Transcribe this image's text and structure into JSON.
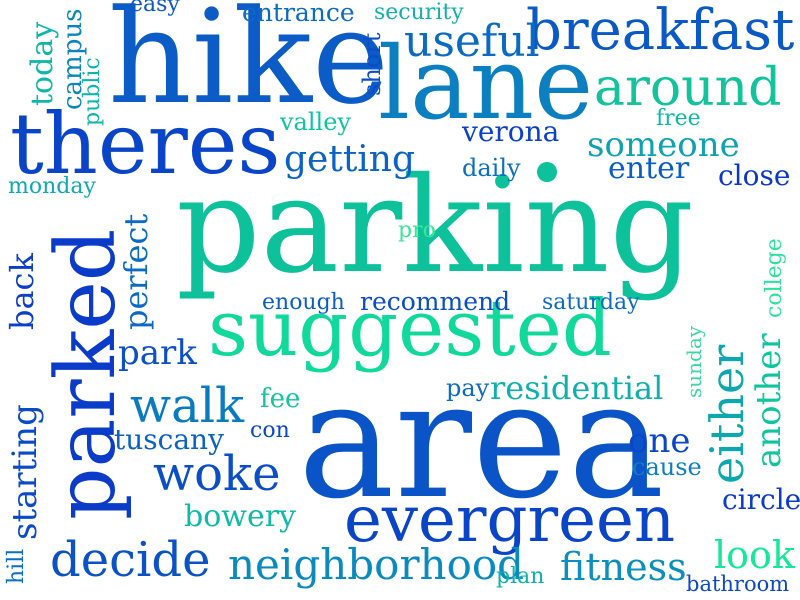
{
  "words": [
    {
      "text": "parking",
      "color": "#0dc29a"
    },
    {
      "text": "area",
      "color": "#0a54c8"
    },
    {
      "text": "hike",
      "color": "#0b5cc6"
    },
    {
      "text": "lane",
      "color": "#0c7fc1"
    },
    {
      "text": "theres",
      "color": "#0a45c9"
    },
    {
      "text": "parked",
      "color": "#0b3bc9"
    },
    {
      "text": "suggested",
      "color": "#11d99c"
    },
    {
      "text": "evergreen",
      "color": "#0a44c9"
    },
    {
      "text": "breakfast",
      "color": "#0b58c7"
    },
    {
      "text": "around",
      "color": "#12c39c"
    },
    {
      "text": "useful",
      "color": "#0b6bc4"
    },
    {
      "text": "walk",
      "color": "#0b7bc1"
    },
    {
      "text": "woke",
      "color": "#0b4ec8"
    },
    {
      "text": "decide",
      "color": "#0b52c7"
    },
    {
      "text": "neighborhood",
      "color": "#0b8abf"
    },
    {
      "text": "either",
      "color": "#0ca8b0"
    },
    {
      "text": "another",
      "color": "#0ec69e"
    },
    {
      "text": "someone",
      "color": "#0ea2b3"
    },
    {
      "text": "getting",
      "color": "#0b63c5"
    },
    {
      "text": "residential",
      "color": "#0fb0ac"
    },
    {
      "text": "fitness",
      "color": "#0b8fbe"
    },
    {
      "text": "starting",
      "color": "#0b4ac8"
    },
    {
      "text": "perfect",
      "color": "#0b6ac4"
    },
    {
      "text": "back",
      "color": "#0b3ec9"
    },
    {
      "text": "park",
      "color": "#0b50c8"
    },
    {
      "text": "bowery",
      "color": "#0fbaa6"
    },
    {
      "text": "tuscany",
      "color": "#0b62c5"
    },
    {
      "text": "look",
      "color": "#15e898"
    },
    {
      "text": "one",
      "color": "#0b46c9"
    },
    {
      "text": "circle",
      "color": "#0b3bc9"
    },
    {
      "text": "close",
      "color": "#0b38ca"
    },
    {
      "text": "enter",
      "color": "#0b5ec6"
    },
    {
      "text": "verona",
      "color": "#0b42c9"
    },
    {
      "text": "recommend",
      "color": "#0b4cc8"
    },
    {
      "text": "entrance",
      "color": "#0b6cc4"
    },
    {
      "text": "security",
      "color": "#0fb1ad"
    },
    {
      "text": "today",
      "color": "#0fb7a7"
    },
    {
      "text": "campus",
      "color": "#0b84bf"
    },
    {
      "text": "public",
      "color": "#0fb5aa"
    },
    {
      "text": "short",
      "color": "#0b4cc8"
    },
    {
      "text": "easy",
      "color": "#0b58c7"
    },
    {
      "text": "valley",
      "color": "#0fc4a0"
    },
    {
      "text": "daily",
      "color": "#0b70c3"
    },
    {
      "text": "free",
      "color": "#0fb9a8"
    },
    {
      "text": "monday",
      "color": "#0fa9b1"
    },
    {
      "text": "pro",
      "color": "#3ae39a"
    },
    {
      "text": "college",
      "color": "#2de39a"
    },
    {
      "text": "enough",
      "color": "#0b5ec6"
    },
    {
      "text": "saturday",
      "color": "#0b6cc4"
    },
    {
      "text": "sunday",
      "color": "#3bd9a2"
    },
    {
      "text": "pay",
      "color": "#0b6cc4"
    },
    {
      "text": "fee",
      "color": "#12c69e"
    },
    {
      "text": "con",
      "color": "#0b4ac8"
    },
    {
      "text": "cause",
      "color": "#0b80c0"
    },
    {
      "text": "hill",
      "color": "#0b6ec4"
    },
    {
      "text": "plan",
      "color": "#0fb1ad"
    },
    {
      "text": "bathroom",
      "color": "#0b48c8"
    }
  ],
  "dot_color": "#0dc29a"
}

★ ★ ★ ★ ★ ★ ★

Every line of text is to be repeated exactly; pictures are left out.

Transcribe this image's text and structure into JSON.
{
  "words": [
    {
      "text": "parking",
      "color": "#0dc29a"
    },
    {
      "text": "area",
      "color": "#0a54c8"
    },
    {
      "text": "hike",
      "color": "#0b5cc6"
    },
    {
      "text": "lane",
      "color": "#0c7fc1"
    },
    {
      "text": "theres",
      "color": "#0a45c9"
    },
    {
      "text": "parked",
      "color": "#0b3bc9"
    },
    {
      "text": "suggested",
      "color": "#11d99c"
    },
    {
      "text": "evergreen",
      "color": "#0a44c9"
    },
    {
      "text": "breakfast",
      "color": "#0b58c7"
    },
    {
      "text": "around",
      "color": "#12c39c"
    },
    {
      "text": "useful",
      "color": "#0b6bc4"
    },
    {
      "text": "walk",
      "color": "#0b7bc1"
    },
    {
      "text": "woke",
      "color": "#0b4ec8"
    },
    {
      "text": "decide",
      "color": "#0b52c7"
    },
    {
      "text": "neighborhood",
      "color": "#0b8abf"
    },
    {
      "text": "either",
      "color": "#0ca8b0"
    },
    {
      "text": "another",
      "color": "#0ec69e"
    },
    {
      "text": "someone",
      "color": "#0ea2b3"
    },
    {
      "text": "getting",
      "color": "#0b63c5"
    },
    {
      "text": "residential",
      "color": "#0fb0ac"
    },
    {
      "text": "fitness",
      "color": "#0b8fbe"
    },
    {
      "text": "starting",
      "color": "#0b4ac8"
    },
    {
      "text": "perfect",
      "color": "#0b6ac4"
    },
    {
      "text": "back",
      "color": "#0b3ec9"
    },
    {
      "text": "park",
      "color": "#0b50c8"
    },
    {
      "text": "bowery",
      "color": "#0fbaa6"
    },
    {
      "text": "tuscany",
      "color": "#0b62c5"
    },
    {
      "text": "look",
      "color": "#15e898"
    },
    {
      "text": "one",
      "color": "#0b46c9"
    },
    {
      "text": "circle",
      "color": "#0b3bc9"
    },
    {
      "text": "close",
      "color": "#0b38ca"
    },
    {
      "text": "enter",
      "color": "#0b5ec6"
    },
    {
      "text": "verona",
      "color": "#0b42c9"
    },
    {
      "text": "recommend",
      "color": "#0b4cc8"
    },
    {
      "text": "entrance",
      "color": "#0b6cc4"
    },
    {
      "text": "security",
      "color": "#0fb1ad"
    },
    {
      "text": "today",
      "color": "#0fb7a7"
    },
    {
      "text": "campus",
      "color": "#0b84bf"
    },
    {
      "text": "public",
      "color": "#0fb5aa"
    },
    {
      "text": "short",
      "color": "#0b4cc8"
    },
    {
      "text": "easy",
      "color": "#0b58c7"
    },
    {
      "text": "valley",
      "color": "#0fc4a0"
    },
    {
      "text": "daily",
      "color": "#0b70c3"
    },
    {
      "text": "free",
      "color": "#0fb9a8"
    },
    {
      "text": "monday",
      "color": "#0fa9b1"
    },
    {
      "text": "pro",
      "color": "#3ae39a"
    },
    {
      "text": "college",
      "color": "#2de39a"
    },
    {
      "text": "enough",
      "color": "#0b5ec6"
    },
    {
      "text": "saturday",
      "color": "#0b6cc4"
    },
    {
      "text": "sunday",
      "color": "#3bd9a2"
    },
    {
      "text": "pay",
      "color": "#0b6cc4"
    },
    {
      "text": "fee",
      "color": "#12c69e"
    },
    {
      "text": "con",
      "color": "#0b4ac8"
    },
    {
      "text": "cause",
      "color": "#0b80c0"
    },
    {
      "text": "hill",
      "color": "#0b6ec4"
    },
    {
      "text": "plan",
      "color": "#0fb1ad"
    },
    {
      "text": "bathroom",
      "color": "#0b48c8"
    }
  ],
  "dot_color": "#0dc29a"
}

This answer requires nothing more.